REQUIREMENT :: In the material below, identify each line bearing the word "المسلم". Reproduce those lines.

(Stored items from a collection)
________

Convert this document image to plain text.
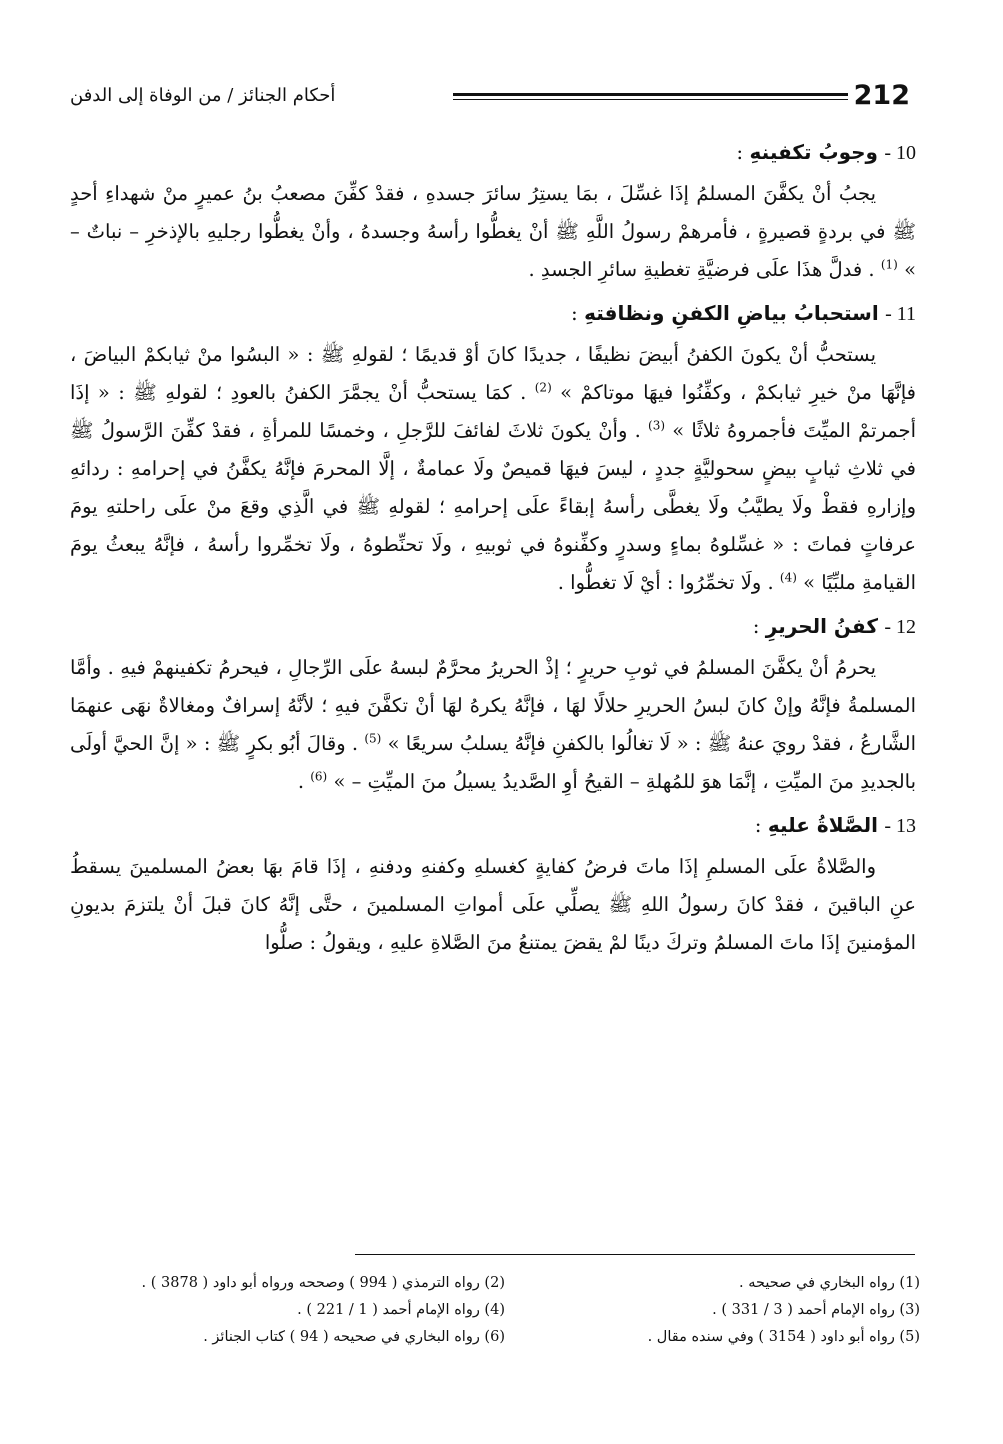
212
أحكام الجنائز / من الوفاة إلى الدفن

10 - وجوبُ تكفينهِ :

يجبُ أنْ يكفَّنَ المسلمُ إذَا غسِّلَ ، بمَا يستِرُ سائرَ جسدهِ ، فقدْ كفِّنَ مصعبُ بنُ عميرٍ منْ شهداءِ أحدٍ ﷺ في بردةٍ قصيرةٍ ، فأمرهمْ رسولُ اللَّهِ ﷺ أنْ يغطُّوا رأسهُ وجسدهُ ، وأنْ يغطُّوا رجليهِ بالإذخرِ – نباتٌ – » $^{(1)}$ . فدلَّ هذَا علَى فرضيَّةِ تغطيةِ سائرِ الجسدِ .

11 - استحبابُ بياضِ الكفنِ ونظافتهِ :

يستحبُّ أنْ يكونَ الكفنُ أبيضَ نظيفًا ، جديدًا كانَ أوْ قديمًا ؛ لقولهِ ﷺ : « البسُوا منْ ثيابكمْ البياضَ ، فإنَّهَا منْ خيرِ ثيابكمْ ، وكفِّنُوا فيهَا موتاكمْ » $^{(2)}$ . كمَا يستحبُّ أنْ يجمَّرَ الكفنُ بالعودِ ؛ لقولهِ ﷺ : « إذَا أجمرتمْ الميِّتَ فأجمروهُ ثلاثًا » $^{(3)}$ . وأنْ يكونَ ثلاثَ لفائفَ للرَّجلِ ، وخمسًا للمرأةِ ، فقدْ كفِّنَ الرَّسولُ ﷺ في ثلاثِ ثيابٍ بيضٍ سحوليَّةٍ جددٍ ، ليسَ فيهَا قميصٌ ولَا عمامةٌ ، إلَّا المحرمَ فإنَّهُ يكفَّنُ في إحرامهِ : ردائهِ وإزارهِ فقطْ ولَا يطيَّبُ ولَا يغطَّى رأسهُ إبقاءً علَى إحرامهِ ؛ لقولهِ ﷺ في الَّذِي وقعَ منْ علَى راحلتهِ يومَ عرفاتٍ فماتَ : « غسِّلوهُ بماءٍ وسدرٍ وكفِّنوهُ في ثوبيهِ ، ولَا تحنِّطوهُ ، ولَا تخمِّروا رأسهُ ، فإنَّهُ يبعثُ يومَ القيامةِ ملبِّيًا » $^{(4)}$ . ولَا تخمِّرُوا : أيْ لَا تغطُّوا .

12 - كفنُ الحريرِ :

يحرمُ أنْ يكفَّنَ المسلمُ في ثوبِ حريرٍ ؛ إذْ الحريرُ محرَّمٌ لبسهُ علَى الرِّجالِ ، فيحرمُ تكفينهمْ فيهِ . وأمَّا المسلمةُ فإنَّهُ وإنْ كانَ لبسُ الحريرِ حلالًا لهَا ، فإنَّهُ يكرهُ لهَا أنْ تكفَّنَ فيهِ ؛ لأنَّهُ إسرافٌ ومغالاةٌ نهَى عنهمَا الشَّارعُ ، فقدْ رويَ عنهُ ﷺ : « لَا تغالُوا بالكفنِ فإنَّهُ يسلبُ سريعًا » $^{(5)}$ . وقالَ أبُو بكرٍ ﷺ : « إنَّ الحيَّ أولَى بالجديدِ منَ الميِّتِ ، إنَّمَا هوَ للمُهلةِ – القيحُ أوِ الصَّديدُ يسيلُ منَ الميِّتِ – » $^{(6)}$ .

13 - الصَّلاةُ عليهِ :

والصَّلاةُ علَى المسلمِ إذَا ماتَ فرضُ كفايةٍ كغسلهِ وكفنهِ ودفنهِ ، إذَا قامَ بهَا بعضُ المسلمينَ يسقطُ عنِ الباقينَ ، فقدْ كانَ رسولُ اللهِ ﷺ يصلِّي علَى أمواتِ المسلمينَ ، حتَّى إنَّهُ كانَ قبلَ أنْ يلتزمَ بديونِ المؤمنينَ إذَا ماتَ المسلمُ وتركَ دينًا لمْ يقضَ يمتنعُ منَ الصَّلاةِ عليهِ ، ويقولُ : صلُّوا

(1) رواه البخاري في صحيحه .
(2) رواه الترمذي ( 994 ) وصححه ورواه أبو داود ( 3878 ) .
(3) رواه الإمام أحمد ( 3 / 331 ) .
(4) رواه الإمام أحمد ( 1 / 221 ) .
(5) رواه أبو داود ( 3154 ) وفي سنده مقال .
(6) رواه البخاري في صحيحه ( 94 ) كتاب الجنائز .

________

RESPONSE TO THE TASK ::
يجبُ أنْ يكفَّنَ المسلمُ إذَا غسِّلَ ، بمَا يستِرُ سائرَ جسدهِ ، فقدْ كفِّنَ مصعبُ بنُ عميرٍ منْ شهداءِ أحدٍ ﷺ في بردةٍ قصيرةٍ ، فأمرهمْ رسولُ اللَّهِ ﷺ أنْ يغطُّوا رأسهُ وجسدهُ ، وأنْ يغطُّوا رجليهِ بالإذخرِ – نباتٌ – » $^{(1)}$ . فدلَّ هذَا علَى فرضيَّةِ تغطيةِ سائرِ الجسدِ .
يحرمُ أنْ يكفَّنَ المسلمُ في ثوبِ حريرٍ ؛ إذْ الحريرُ محرَّمٌ لبسهُ علَى الرِّجالِ ، فيحرمُ تكفينهمْ فيهِ . وأمَّا المسلمةُ فإنَّهُ وإنْ كانَ لبسُ الحريرِ حلالًا لهَا ، فإنَّهُ يكرهُ لهَا أنْ تكفَّنَ فيهِ ؛ لأنَّهُ إسرافٌ ومغالاةٌ نهَى عنهمَا الشَّارعُ ، فقدْ رويَ عنهُ ﷺ : « لَا تغالُوا بالكفنِ فإنَّهُ يسلبُ سريعًا » $^{(5)}$ . وقالَ أبُو بكرٍ ﷺ : « إنَّ الحيَّ أولَى بالجديدِ منَ الميِّتِ ، إنَّمَا هوَ للمُهلةِ – القيحُ أوِ الصَّديدُ يسيلُ منَ الميِّتِ – » $^{(6)}$ .
والصَّلاةُ علَى المسلمِ إذَا ماتَ فرضُ كفايةٍ كغسلهِ وكفنهِ ودفنهِ ، إذَا قامَ بهَا بعضُ المسلمينَ يسقطُ عنِ الباقينَ ، فقدْ كانَ رسولُ اللهِ ﷺ يصلِّي علَى أمواتِ المسلمينَ ، حتَّى إنَّهُ كانَ قبلَ أنْ يلتزمَ بديونِ المؤمنينَ إذَا ماتَ المسلمُ وتركَ دينًا لمْ يقضَ يمتنعُ منَ الصَّلاةِ عليهِ ، ويقولُ : صلُّوا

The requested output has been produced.